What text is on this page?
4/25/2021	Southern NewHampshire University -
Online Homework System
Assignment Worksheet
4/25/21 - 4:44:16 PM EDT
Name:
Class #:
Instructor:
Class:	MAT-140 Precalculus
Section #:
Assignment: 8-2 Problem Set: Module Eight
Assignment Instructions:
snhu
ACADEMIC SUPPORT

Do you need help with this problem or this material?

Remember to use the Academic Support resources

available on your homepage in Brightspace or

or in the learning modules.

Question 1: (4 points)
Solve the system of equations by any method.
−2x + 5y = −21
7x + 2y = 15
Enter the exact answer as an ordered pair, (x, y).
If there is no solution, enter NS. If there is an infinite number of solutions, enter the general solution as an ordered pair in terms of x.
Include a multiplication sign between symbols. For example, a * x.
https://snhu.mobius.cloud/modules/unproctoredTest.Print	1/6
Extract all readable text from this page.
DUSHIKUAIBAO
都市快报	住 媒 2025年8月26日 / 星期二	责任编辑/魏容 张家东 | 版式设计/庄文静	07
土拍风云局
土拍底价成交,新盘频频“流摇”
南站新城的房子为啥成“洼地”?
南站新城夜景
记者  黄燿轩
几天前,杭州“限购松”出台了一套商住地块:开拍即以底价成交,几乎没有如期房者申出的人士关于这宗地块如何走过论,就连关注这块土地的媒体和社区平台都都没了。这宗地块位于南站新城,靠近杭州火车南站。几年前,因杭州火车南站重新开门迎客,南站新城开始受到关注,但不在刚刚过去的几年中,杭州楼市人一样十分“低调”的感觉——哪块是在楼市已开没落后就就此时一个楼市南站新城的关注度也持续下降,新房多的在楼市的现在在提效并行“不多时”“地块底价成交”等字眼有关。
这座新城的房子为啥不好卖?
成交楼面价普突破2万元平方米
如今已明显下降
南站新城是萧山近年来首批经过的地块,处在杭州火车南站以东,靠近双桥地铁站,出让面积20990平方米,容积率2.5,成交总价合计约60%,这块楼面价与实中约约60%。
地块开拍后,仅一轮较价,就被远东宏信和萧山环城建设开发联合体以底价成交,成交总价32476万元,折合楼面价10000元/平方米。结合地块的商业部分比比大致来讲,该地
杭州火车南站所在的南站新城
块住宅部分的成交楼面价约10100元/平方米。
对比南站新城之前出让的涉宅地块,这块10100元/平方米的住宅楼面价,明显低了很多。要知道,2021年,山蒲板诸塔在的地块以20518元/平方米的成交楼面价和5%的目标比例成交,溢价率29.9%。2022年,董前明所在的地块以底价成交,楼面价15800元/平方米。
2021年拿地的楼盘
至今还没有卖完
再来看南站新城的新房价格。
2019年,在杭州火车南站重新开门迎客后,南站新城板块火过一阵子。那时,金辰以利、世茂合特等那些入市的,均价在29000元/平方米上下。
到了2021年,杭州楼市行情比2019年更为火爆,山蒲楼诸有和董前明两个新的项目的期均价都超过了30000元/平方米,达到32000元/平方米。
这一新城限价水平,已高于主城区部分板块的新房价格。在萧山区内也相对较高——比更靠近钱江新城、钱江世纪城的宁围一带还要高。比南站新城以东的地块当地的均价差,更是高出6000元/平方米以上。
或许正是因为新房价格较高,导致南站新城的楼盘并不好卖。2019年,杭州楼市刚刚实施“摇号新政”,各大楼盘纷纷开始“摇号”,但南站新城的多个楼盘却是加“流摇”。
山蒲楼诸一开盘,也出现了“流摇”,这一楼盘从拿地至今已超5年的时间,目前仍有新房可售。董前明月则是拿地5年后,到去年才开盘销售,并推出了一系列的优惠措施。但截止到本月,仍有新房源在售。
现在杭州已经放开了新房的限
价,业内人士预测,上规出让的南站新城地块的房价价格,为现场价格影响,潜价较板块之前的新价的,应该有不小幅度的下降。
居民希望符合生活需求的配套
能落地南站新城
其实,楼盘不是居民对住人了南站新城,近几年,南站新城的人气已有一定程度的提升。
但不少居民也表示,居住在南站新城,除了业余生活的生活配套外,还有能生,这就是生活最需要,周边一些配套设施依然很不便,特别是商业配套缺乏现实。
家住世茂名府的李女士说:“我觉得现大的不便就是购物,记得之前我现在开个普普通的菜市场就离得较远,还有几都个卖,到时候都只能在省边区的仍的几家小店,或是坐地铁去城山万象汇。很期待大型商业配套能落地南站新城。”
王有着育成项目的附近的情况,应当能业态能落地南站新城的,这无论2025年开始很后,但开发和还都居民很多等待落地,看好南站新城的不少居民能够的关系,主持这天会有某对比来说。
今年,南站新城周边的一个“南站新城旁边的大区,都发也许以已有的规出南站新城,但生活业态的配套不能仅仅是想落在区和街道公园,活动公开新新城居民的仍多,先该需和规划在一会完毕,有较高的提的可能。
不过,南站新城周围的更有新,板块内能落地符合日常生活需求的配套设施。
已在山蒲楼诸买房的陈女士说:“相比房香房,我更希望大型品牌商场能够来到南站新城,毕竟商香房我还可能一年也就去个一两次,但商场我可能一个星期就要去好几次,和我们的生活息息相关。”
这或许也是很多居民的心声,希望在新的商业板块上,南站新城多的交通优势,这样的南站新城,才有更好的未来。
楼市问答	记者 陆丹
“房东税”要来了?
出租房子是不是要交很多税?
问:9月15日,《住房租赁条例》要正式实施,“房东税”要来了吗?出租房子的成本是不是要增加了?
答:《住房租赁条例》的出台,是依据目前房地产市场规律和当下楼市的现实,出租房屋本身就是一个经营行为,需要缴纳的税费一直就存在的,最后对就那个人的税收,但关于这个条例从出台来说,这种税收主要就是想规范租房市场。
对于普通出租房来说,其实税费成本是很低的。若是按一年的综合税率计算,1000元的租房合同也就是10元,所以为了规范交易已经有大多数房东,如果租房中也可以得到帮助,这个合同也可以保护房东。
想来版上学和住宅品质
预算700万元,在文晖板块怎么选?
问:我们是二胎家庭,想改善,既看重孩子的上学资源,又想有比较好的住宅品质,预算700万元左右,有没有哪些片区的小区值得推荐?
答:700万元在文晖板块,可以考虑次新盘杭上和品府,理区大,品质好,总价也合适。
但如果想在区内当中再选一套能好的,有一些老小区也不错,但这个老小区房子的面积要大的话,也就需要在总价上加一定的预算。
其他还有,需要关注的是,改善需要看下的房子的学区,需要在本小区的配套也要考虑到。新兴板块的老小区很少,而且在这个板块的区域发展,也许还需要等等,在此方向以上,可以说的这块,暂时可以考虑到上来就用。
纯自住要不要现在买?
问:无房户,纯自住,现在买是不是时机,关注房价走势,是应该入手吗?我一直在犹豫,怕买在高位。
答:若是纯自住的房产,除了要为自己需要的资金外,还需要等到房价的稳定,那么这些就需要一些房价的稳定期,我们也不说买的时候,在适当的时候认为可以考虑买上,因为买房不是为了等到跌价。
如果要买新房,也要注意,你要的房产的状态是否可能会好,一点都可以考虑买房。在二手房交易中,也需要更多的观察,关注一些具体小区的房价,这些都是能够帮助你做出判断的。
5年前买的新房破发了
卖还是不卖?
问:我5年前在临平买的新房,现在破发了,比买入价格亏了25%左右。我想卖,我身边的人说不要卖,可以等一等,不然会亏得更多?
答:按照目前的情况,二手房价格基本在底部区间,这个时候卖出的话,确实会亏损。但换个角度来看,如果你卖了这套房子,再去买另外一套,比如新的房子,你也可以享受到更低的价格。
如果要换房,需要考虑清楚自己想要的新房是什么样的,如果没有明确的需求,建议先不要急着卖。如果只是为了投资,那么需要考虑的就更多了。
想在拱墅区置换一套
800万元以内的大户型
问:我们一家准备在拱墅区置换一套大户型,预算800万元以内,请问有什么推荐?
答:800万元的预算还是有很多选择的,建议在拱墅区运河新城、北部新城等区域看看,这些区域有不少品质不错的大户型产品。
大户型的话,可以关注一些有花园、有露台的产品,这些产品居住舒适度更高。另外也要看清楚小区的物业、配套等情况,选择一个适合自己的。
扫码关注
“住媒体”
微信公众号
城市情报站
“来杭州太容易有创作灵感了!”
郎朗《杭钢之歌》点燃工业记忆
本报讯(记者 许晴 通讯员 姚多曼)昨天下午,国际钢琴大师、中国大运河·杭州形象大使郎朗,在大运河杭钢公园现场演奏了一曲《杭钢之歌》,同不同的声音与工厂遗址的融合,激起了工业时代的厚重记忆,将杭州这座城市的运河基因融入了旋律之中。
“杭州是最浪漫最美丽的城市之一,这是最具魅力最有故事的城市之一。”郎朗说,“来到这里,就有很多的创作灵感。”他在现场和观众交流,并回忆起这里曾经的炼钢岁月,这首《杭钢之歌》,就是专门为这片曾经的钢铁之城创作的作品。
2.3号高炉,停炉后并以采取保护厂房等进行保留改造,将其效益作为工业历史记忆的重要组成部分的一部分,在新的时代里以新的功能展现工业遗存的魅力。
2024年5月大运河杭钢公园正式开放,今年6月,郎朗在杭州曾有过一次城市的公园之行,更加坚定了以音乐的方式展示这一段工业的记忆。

○ ○ ○

§ AIM
Count each line above in which the string "ordered" appears, then state only the total.

§ TASK RESULT
2